start Records supplied

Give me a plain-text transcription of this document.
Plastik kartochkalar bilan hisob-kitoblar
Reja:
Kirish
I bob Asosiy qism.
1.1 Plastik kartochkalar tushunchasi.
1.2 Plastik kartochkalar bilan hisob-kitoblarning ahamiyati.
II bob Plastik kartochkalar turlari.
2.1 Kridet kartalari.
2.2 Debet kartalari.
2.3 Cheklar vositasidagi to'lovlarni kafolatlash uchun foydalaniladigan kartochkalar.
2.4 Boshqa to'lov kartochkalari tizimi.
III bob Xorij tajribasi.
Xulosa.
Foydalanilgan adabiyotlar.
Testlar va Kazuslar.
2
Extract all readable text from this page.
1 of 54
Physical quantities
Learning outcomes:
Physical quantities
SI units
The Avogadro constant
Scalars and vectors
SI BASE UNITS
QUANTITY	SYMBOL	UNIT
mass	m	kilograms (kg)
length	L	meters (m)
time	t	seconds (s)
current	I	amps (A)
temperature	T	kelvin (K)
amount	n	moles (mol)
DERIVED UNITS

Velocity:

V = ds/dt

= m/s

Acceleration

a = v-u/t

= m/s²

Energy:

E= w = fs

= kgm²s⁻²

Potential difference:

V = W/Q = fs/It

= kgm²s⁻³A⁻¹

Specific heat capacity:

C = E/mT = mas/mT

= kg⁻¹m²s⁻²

end Records supplied

__Task details__. All lines from the one that contains "Extract all readable text from this page." through the end of the material are to be quoted exactly, with both ends included.

__Solution for this task__.
Extract all readable text from this page.
1 of 54
Physical quantities
Learning outcomes:
Physical quantities
SI units
The Avogadro constant
Scalars and vectors
SI BASE UNITS
QUANTITY	SYMBOL	UNIT
mass	m	kilograms (kg)
length	L	meters (m)
time	t	seconds (s)
current	I	amps (A)
temperature	T	kelvin (K)
amount	n	moles (mol)
DERIVED UNITS

Velocity:

V = ds/dt

= m/s

Acceleration

a = v-u/t

= m/s²

Energy:

E= w = fs

= kgm²s⁻²

Potential difference:

V = W/Q = fs/It

= kgm²s⁻³A⁻¹

Specific heat capacity:

C = E/mT = mas/mT

= kg⁻¹m²s⁻²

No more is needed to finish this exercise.